## REQUIRED WORK
Tally up the lines that include "Generate" and state that number by itself.

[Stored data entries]
══════

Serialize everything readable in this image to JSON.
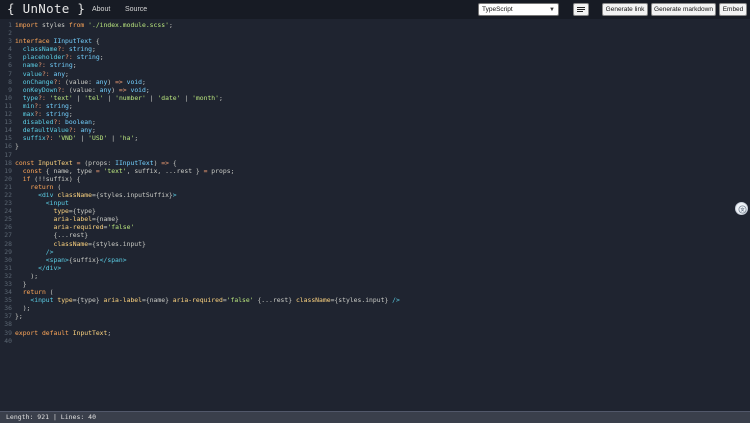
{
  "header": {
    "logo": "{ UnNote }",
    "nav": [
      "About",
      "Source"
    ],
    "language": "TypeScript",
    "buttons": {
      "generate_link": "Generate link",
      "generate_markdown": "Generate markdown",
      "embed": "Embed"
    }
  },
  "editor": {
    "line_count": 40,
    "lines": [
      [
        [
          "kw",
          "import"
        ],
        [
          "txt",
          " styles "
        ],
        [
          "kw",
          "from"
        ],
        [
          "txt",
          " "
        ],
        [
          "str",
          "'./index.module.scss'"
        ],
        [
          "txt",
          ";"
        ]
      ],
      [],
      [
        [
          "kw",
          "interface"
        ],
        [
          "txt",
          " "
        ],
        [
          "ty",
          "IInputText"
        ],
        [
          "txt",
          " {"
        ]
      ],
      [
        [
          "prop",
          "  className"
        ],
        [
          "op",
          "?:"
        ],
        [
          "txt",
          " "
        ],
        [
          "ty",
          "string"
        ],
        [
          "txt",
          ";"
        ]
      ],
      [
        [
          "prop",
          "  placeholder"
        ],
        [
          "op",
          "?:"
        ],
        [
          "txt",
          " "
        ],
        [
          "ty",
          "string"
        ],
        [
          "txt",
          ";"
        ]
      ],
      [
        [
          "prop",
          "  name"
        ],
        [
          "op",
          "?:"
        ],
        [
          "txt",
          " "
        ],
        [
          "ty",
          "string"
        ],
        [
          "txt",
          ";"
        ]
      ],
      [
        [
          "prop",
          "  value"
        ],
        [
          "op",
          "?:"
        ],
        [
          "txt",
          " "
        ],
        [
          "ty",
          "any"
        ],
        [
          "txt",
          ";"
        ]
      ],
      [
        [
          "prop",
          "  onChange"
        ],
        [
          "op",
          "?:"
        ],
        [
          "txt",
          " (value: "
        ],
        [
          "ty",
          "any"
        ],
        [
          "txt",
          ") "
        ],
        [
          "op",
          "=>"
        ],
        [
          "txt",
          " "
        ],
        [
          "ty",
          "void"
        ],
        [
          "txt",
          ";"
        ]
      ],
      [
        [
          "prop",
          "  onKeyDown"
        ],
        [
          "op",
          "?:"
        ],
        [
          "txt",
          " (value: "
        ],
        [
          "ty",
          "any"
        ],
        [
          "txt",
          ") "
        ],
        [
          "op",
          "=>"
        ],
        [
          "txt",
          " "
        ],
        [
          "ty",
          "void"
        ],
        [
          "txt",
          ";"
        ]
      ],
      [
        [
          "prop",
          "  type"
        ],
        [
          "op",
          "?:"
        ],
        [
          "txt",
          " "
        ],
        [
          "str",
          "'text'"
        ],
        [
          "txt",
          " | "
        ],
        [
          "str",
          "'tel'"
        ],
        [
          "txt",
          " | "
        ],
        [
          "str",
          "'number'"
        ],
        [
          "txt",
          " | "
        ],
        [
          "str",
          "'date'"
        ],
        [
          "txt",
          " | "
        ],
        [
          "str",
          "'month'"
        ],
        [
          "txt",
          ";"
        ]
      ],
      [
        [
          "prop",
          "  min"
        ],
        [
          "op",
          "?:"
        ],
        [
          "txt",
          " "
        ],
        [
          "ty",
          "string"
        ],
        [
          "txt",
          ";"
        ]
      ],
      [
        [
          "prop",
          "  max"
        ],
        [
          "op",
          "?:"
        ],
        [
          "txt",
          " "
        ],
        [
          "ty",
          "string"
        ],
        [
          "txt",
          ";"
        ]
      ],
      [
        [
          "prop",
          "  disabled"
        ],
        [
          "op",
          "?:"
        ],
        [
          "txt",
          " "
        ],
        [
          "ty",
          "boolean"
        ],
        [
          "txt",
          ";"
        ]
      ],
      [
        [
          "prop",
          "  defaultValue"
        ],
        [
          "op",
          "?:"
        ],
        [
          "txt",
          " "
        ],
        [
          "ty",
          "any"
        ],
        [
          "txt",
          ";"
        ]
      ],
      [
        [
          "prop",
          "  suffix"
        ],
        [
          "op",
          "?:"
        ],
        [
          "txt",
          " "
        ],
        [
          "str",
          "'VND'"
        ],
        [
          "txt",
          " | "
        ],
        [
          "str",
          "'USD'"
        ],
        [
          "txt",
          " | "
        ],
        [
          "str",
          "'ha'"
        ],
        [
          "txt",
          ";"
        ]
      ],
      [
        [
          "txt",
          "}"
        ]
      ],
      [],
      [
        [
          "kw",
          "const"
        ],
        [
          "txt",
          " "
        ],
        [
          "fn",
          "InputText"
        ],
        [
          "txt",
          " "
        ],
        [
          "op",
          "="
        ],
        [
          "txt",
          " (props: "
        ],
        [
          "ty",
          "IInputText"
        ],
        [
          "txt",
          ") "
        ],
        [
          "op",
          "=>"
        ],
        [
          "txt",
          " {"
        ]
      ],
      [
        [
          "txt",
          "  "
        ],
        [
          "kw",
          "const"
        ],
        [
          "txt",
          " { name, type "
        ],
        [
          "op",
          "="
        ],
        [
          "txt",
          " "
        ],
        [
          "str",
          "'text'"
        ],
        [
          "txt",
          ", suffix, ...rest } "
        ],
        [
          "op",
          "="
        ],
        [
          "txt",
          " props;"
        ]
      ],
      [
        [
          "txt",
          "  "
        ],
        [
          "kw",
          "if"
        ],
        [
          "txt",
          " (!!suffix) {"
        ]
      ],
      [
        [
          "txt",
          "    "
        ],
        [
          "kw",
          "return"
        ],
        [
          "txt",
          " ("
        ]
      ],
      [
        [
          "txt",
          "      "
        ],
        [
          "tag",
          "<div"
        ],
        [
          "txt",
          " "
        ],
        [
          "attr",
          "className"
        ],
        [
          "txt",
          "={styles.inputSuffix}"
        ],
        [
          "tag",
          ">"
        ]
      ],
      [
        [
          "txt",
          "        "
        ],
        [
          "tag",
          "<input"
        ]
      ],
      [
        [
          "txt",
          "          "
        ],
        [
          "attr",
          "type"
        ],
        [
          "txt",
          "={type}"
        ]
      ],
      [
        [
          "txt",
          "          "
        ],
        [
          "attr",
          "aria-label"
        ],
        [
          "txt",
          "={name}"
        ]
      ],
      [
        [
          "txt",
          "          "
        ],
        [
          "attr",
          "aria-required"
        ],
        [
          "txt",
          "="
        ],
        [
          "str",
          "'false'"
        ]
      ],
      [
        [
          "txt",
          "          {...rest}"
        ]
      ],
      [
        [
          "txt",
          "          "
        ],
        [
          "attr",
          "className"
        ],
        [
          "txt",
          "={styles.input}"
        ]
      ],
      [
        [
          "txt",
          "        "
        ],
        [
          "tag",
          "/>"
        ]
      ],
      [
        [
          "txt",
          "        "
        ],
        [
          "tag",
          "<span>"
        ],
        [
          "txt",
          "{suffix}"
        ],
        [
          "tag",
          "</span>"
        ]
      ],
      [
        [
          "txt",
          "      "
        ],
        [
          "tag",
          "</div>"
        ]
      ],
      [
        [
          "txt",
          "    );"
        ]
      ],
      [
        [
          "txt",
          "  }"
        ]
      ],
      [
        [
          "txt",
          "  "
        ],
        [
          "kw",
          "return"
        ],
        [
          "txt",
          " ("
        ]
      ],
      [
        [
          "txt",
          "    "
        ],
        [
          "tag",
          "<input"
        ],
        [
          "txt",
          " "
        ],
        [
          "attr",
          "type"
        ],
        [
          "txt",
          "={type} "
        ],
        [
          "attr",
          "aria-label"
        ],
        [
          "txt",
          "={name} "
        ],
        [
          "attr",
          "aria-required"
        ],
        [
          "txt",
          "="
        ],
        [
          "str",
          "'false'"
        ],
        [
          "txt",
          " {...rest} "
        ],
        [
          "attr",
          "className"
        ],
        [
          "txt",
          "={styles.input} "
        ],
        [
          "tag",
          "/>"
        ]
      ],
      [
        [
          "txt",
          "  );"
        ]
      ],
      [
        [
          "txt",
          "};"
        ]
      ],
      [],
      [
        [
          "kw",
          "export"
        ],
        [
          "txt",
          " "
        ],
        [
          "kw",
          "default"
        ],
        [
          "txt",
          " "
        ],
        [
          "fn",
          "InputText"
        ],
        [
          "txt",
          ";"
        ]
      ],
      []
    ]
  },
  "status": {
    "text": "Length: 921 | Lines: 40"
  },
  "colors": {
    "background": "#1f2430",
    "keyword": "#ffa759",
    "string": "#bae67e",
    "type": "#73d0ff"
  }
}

══════

## TASK OUTPUT
2